# Task to complete
All records are to be retyped faithfully and completely.

**** Input records

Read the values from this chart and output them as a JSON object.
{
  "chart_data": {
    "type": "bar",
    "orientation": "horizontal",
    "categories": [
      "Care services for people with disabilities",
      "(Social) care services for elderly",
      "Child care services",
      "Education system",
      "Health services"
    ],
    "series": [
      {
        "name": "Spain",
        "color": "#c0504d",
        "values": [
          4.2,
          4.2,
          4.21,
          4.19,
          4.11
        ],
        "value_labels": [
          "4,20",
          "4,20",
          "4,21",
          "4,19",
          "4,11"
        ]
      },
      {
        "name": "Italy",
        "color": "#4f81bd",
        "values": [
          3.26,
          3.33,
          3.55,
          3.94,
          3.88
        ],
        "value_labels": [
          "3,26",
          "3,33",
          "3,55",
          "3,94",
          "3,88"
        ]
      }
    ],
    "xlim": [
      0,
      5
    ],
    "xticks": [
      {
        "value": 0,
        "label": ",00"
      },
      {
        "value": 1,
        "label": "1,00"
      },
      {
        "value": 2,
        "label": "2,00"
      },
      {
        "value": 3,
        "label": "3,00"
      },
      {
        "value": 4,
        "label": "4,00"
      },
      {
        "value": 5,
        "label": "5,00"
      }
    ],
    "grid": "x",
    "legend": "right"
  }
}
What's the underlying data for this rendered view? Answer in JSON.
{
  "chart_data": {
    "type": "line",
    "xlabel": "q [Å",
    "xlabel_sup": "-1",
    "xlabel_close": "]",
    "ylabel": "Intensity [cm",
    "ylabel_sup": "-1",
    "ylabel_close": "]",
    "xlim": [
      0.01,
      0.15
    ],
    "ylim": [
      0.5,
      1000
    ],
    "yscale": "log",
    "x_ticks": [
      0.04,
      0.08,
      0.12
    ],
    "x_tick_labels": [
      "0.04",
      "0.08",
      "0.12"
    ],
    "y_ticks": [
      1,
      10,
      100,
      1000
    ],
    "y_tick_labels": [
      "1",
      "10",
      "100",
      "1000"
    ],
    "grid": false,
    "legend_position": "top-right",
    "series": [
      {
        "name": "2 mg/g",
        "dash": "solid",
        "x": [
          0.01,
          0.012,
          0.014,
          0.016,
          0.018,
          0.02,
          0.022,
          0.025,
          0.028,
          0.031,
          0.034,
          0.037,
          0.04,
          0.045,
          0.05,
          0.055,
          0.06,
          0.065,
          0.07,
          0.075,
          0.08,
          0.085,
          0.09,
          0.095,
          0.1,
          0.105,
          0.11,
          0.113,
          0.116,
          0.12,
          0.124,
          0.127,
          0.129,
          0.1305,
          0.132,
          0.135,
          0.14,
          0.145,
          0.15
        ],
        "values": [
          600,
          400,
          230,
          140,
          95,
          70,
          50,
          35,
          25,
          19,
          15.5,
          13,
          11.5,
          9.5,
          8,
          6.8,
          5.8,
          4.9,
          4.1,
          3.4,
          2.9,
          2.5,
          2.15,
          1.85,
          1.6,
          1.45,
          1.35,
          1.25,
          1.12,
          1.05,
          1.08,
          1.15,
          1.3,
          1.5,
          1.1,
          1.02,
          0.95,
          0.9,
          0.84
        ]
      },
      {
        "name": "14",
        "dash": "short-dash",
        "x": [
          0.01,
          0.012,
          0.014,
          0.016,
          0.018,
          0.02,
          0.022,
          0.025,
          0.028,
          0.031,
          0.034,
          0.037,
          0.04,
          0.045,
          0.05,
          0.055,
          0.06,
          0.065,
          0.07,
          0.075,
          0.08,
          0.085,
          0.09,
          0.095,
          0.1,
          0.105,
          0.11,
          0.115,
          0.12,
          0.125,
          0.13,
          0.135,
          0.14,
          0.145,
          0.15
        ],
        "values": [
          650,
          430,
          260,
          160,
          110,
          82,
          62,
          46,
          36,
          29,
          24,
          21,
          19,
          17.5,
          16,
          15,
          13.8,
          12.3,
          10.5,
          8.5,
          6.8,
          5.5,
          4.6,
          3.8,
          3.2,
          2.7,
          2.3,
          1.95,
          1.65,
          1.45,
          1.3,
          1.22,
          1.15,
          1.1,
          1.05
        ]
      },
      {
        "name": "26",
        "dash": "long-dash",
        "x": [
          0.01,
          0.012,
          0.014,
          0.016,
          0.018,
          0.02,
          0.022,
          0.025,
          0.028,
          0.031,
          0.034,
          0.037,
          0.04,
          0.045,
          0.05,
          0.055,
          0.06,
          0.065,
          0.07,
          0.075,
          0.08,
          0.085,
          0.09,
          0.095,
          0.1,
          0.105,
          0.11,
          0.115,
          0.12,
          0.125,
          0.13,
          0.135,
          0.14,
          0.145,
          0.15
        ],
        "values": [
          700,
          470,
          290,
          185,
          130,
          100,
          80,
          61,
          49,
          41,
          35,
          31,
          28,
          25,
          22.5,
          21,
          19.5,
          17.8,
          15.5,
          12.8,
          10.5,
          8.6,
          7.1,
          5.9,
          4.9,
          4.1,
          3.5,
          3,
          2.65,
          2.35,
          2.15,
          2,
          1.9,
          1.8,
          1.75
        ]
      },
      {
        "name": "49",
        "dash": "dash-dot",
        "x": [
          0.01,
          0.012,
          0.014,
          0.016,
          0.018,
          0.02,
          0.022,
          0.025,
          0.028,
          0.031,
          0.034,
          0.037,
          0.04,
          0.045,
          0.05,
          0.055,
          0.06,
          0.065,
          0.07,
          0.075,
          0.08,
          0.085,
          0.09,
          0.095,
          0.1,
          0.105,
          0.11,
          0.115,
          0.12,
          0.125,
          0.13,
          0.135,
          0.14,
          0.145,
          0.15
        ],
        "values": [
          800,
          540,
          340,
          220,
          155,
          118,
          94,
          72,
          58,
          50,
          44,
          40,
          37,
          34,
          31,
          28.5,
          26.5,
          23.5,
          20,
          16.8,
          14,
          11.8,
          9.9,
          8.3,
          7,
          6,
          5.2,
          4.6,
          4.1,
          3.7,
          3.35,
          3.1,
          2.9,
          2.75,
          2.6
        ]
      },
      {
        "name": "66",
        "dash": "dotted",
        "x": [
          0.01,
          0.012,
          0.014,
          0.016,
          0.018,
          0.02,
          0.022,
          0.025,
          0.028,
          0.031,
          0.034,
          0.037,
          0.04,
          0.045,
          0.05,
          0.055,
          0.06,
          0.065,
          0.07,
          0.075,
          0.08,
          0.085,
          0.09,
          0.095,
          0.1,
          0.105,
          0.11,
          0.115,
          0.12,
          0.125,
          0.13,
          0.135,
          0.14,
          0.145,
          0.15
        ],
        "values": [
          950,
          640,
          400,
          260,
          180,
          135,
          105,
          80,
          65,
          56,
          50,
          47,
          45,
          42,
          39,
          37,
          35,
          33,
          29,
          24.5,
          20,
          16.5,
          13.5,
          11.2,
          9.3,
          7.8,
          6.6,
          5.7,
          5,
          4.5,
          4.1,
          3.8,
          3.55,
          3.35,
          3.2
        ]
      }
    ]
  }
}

********

# The solution
Read the values from this chart and output them as a JSON object.
{
  "chart_data": {
    "type": "bar",
    "orientation": "horizontal",
    "categories": [
      "Care services for people with disabilities",
      "(Social) care services for elderly",
      "Child care services",
      "Education system",
      "Health services"
    ],
    "series": [
      {
        "name": "Spain",
        "color": "#c0504d",
        "values": [
          4.2,
          4.2,
          4.21,
          4.19,
          4.11
        ],
        "value_labels": [
          "4,20",
          "4,20",
          "4,21",
          "4,19",
          "4,11"
        ]
      },
      {
        "name": "Italy",
        "color": "#4f81bd",
        "values": [
          3.26,
          3.33,
          3.55,
          3.94,
          3.88
        ],
        "value_labels": [
          "3,26",
          "3,33",
          "3,55",
          "3,94",
          "3,88"
        ]
      }
    ],
    "xlim": [
      0,
      5
    ],
    "xticks": [
      {
        "value": 0,
        "label": ",00"
      },
      {
        "value": 1,
        "label": "1,00"
      },
      {
        "value": 2,
        "label": "2,00"
      },
      {
        "value": 3,
        "label": "3,00"
      },
      {
        "value": 4,
        "label": "4,00"
      },
      {
        "value": 5,
        "label": "5,00"
      }
    ],
    "grid": "x",
    "legend": "right"
  }
}
What's the underlying data for this rendered view? Answer in JSON.
{
  "chart_data": {
    "type": "line",
    "xlabel": "q [Å",
    "xlabel_sup": "-1",
    "xlabel_close": "]",
    "ylabel": "Intensity [cm",
    "ylabel_sup": "-1",
    "ylabel_close": "]",
    "xlim": [
      0.01,
      0.15
    ],
    "ylim": [
      0.5,
      1000
    ],
    "yscale": "log",
    "x_ticks": [
      0.04,
      0.08,
      0.12
    ],
    "x_tick_labels": [
      "0.04",
      "0.08",
      "0.12"
    ],
    "y_ticks": [
      1,
      10,
      100,
      1000
    ],
    "y_tick_labels": [
      "1",
      "10",
      "100",
      "1000"
    ],
    "grid": false,
    "legend_position": "top-right",
    "series": [
      {
        "name": "2 mg/g",
        "dash": "solid",
        "x": [
          0.01,
          0.012,
          0.014,
          0.016,
          0.018,
          0.02,
          0.022,
          0.025,
          0.028,
          0.031,
          0.034,
          0.037,
          0.04,
          0.045,
          0.05,
          0.055,
          0.06,
          0.065,
          0.07,
          0.075,
          0.08,
          0.085,
          0.09,
          0.095,
          0.1,
          0.105,
          0.11,
          0.113,
          0.116,
          0.12,
          0.124,
          0.127,
          0.129,
          0.1305,
          0.132,
          0.135,
          0.14,
          0.145,
          0.15
        ],
        "values": [
          600,
          400,
          230,
          140,
          95,
          70,
          50,
          35,
          25,
          19,
          15.5,
          13,
          11.5,
          9.5,
          8,
          6.8,
          5.8,
          4.9,
          4.1,
          3.4,
          2.9,
          2.5,
          2.15,
          1.85,
          1.6,
          1.45,
          1.35,
          1.25,
          1.12,
          1.05,
          1.08,
          1.15,
          1.3,
          1.5,
          1.1,
          1.02,
          0.95,
          0.9,
          0.84
        ]
      },
      {
        "name": "14",
        "dash": "short-dash",
        "x": [
          0.01,
          0.012,
          0.014,
          0.016,
          0.018,
          0.02,
          0.022,
          0.025,
          0.028,
          0.031,
          0.034,
          0.037,
          0.04,
          0.045,
          0.05,
          0.055,
          0.06,
          0.065,
          0.07,
          0.075,
          0.08,
          0.085,
          0.09,
          0.095,
          0.1,
          0.105,
          0.11,
          0.115,
          0.12,
          0.125,
          0.13,
          0.135,
          0.14,
          0.145,
          0.15
        ],
        "values": [
          650,
          430,
          260,
          160,
          110,
          82,
          62,
          46,
          36,
          29,
          24,
          21,
          19,
          17.5,
          16,
          15,
          13.8,
          12.3,
          10.5,
          8.5,
          6.8,
          5.5,
          4.6,
          3.8,
          3.2,
          2.7,
          2.3,
          1.95,
          1.65,
          1.45,
          1.3,
          1.22,
          1.15,
          1.1,
          1.05
        ]
      },
      {
        "name": "26",
        "dash": "long-dash",
        "x": [
          0.01,
          0.012,
          0.014,
          0.016,
          0.018,
          0.02,
          0.022,
          0.025,
          0.028,
          0.031,
          0.034,
          0.037,
          0.04,
          0.045,
          0.05,
          0.055,
          0.06,
          0.065,
          0.07,
          0.075,
          0.08,
          0.085,
          0.09,
          0.095,
          0.1,
          0.105,
          0.11,
          0.115,
          0.12,
          0.125,
          0.13,
          0.135,
          0.14,
          0.145,
          0.15
        ],
        "values": [
          700,
          470,
          290,
          185,
          130,
          100,
          80,
          61,
          49,
          41,
          35,
          31,
          28,
          25,
          22.5,
          21,
          19.5,
          17.8,
          15.5,
          12.8,
          10.5,
          8.6,
          7.1,
          5.9,
          4.9,
          4.1,
          3.5,
          3,
          2.65,
          2.35,
          2.15,
          2,
          1.9,
          1.8,
          1.75
        ]
      },
      {
        "name": "49",
        "dash": "dash-dot",
        "x": [
          0.01,
          0.012,
          0.014,
          0.016,
          0.018,
          0.02,
          0.022,
          0.025,
          0.028,
          0.031,
          0.034,
          0.037,
          0.04,
          0.045,
          0.05,
          0.055,
          0.06,
          0.065,
          0.07,
          0.075,
          0.08,
          0.085,
          0.09,
          0.095,
          0.1,
          0.105,
          0.11,
          0.115,
          0.12,
          0.125,
          0.13,
          0.135,
          0.14,
          0.145,
          0.15
        ],
        "values": [
          800,
          540,
          340,
          220,
          155,
          118,
          94,
          72,
          58,
          50,
          44,
          40,
          37,
          34,
          31,
          28.5,
          26.5,
          23.5,
          20,
          16.8,
          14,
          11.8,
          9.9,
          8.3,
          7,
          6,
          5.2,
          4.6,
          4.1,
          3.7,
          3.35,
          3.1,
          2.9,
          2.75,
          2.6
        ]
      },
      {
        "name": "66",
        "dash": "dotted",
        "x": [
          0.01,
          0.012,
          0.014,
          0.016,
          0.018,
          0.02,
          0.022,
          0.025,
          0.028,
          0.031,
          0.034,
          0.037,
          0.04,
          0.045,
          0.05,
          0.055,
          0.06,
          0.065,
          0.07,
          0.075,
          0.08,
          0.085,
          0.09,
          0.095,
          0.1,
          0.105,
          0.11,
          0.115,
          0.12,
          0.125,
          0.13,
          0.135,
          0.14,
          0.145,
          0.15
        ],
        "values": [
          950,
          640,
          400,
          260,
          180,
          135,
          105,
          80,
          65,
          56,
          50,
          47,
          45,
          42,
          39,
          37,
          35,
          33,
          29,
          24.5,
          20,
          16.5,
          13.5,
          11.2,
          9.3,
          7.8,
          6.6,
          5.7,
          5,
          4.5,
          4.1,
          3.8,
          3.55,
          3.35,
          3.2
        ]
      }
    ]
  }
}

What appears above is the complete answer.